● TEXT PASSAGE

.....

WHEN THE “CELTIC TIGER” LIVED IN FRANCE

WEDNESDAY 12 MARCH 2014
WHEN THE “CELTIC TIGER” LIVED IN FRANCE

A Talk by

Professor Paul Monod

A. Barton Hepburn Professor of History, Middlebury College, Vermont, USA

This lecture is sponsored by Marc Devito from the Consulate of Canada in Monaco

After the defeat of the Catholic King James II in 1689, about 50-60,000 Irish exiles left their homeland to live in France. The heroic service of the Irish regiments in the French army is well known. The Irish contribution to French business and commerce in the eighteenth century has been less studied, perhaps because it contradicts a stereotype of the Irish as non-entrepreneurial.

Entering a developing but still largely agricultural economy, the exiles quickly became leading figures in banking, the tobacco trade, the wine industry, and textile and glass production. The Irish firms of Hennessy and Martell dominated the marketing of Cognac by the end of the century while, in Nantes, the Walsh family became the most successful slave-traders in the kingdom.

.....

[Layout element entries]
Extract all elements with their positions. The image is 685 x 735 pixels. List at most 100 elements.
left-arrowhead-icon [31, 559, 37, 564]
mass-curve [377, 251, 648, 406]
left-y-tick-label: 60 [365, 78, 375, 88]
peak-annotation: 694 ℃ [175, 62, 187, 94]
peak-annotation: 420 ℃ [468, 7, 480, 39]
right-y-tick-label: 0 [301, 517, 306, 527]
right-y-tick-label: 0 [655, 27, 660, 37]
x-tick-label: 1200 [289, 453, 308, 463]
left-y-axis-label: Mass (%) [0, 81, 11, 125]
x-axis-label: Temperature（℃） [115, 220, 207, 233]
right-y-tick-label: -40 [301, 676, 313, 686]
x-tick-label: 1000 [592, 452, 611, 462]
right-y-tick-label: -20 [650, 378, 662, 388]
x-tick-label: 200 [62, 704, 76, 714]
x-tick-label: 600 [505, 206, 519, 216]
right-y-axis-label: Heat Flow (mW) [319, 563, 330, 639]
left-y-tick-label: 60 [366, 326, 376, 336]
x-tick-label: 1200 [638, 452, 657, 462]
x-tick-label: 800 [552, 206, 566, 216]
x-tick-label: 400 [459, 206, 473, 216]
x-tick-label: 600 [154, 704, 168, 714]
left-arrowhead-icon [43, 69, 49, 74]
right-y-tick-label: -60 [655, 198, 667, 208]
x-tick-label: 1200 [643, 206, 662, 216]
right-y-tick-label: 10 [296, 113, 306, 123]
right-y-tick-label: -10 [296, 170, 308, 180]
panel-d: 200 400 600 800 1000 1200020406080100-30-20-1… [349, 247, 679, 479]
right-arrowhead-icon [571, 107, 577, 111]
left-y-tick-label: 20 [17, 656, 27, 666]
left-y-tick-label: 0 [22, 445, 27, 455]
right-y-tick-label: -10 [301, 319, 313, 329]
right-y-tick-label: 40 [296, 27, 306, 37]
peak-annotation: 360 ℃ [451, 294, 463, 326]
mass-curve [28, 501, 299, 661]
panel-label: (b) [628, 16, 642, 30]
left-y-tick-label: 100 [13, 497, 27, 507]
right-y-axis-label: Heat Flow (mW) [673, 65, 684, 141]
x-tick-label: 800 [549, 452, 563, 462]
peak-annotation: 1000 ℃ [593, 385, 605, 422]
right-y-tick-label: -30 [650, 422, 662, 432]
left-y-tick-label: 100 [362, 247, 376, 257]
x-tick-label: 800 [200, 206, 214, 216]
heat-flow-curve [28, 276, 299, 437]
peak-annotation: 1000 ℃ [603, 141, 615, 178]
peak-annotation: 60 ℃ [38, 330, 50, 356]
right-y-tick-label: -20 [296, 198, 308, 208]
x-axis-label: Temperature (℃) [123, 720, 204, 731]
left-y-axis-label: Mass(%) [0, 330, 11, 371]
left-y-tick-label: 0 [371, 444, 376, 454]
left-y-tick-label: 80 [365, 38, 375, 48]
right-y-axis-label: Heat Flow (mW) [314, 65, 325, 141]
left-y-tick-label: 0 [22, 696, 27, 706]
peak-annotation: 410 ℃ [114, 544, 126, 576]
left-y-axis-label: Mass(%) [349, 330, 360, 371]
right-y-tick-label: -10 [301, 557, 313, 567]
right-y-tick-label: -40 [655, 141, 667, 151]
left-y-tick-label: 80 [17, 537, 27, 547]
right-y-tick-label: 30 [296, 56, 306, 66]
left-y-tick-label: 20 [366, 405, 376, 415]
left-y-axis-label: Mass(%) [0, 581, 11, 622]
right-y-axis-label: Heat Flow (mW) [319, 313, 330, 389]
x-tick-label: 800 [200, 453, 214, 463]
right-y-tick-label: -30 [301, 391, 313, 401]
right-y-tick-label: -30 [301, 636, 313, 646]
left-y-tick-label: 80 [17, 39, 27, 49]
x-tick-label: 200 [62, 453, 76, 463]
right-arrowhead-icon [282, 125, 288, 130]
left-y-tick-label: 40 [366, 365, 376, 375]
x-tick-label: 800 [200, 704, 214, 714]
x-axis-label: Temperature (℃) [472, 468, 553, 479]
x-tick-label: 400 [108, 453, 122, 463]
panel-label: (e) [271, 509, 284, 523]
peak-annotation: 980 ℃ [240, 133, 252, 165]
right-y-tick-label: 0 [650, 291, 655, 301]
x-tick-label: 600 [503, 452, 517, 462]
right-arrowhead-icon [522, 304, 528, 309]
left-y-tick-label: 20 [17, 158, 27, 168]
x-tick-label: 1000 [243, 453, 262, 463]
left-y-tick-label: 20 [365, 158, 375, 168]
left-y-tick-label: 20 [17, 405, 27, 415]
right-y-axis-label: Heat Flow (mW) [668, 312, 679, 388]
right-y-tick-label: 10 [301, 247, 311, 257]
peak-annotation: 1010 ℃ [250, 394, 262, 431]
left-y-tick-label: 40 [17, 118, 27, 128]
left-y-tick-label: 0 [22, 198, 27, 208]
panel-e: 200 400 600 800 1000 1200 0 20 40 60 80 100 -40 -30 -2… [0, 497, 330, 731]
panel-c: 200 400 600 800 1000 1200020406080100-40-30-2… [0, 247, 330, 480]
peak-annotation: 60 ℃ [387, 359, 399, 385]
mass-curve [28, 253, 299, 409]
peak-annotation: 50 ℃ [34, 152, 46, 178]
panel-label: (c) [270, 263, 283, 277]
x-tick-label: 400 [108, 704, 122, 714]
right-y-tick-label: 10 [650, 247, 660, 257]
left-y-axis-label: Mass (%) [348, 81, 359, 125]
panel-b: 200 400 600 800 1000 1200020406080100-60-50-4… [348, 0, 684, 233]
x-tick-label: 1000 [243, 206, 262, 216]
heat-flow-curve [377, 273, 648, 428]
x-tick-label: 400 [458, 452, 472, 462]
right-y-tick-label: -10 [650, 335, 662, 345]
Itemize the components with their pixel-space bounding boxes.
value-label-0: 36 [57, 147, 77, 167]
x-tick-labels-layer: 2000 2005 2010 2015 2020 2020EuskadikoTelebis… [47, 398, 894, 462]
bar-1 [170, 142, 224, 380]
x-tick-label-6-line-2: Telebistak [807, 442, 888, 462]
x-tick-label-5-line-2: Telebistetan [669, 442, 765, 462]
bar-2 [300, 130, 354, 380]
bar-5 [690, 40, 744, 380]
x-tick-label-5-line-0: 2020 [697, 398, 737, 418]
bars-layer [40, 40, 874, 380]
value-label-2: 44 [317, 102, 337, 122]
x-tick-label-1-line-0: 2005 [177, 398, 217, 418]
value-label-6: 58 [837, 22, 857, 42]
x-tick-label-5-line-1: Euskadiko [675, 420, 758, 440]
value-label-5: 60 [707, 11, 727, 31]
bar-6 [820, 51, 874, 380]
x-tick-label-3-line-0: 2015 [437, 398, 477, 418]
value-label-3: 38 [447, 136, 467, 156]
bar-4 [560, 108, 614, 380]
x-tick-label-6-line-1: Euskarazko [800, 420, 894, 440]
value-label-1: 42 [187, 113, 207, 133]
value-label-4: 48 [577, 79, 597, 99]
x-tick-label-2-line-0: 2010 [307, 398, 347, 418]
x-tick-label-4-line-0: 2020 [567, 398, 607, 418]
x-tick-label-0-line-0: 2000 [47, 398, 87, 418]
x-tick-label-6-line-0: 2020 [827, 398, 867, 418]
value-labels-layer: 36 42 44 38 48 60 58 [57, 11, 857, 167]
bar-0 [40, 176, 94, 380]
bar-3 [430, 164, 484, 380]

.....

● CHALLENGES
1) Answer these questions using the lecture notice above the records:
(a) Who is giving the talk?
(b) About how many Irish exiles left their homeland to live in France?
(c) Which family became the most successful slave-traders in the kingdom?
2) Write out the lecture notice word for word, from "Entering a developing" to "in the kingdom.", inclusive.

● COMPLETED EXERCISE
1)
(a) Professor Paul Monod
(b) About 50-60,000
(c) The Walsh family, in Nantes

2)
Entering a developing but still largely agricultural economy, the exiles quickly became leading figures in banking, the tobacco trade, the wine industry, and textile and glass production. The Irish firms of Hennessy and Martell dominated the marketing of Cognac by the end of the century while, in Nantes, the Walsh family became the most successful slave-traders in the kingdom.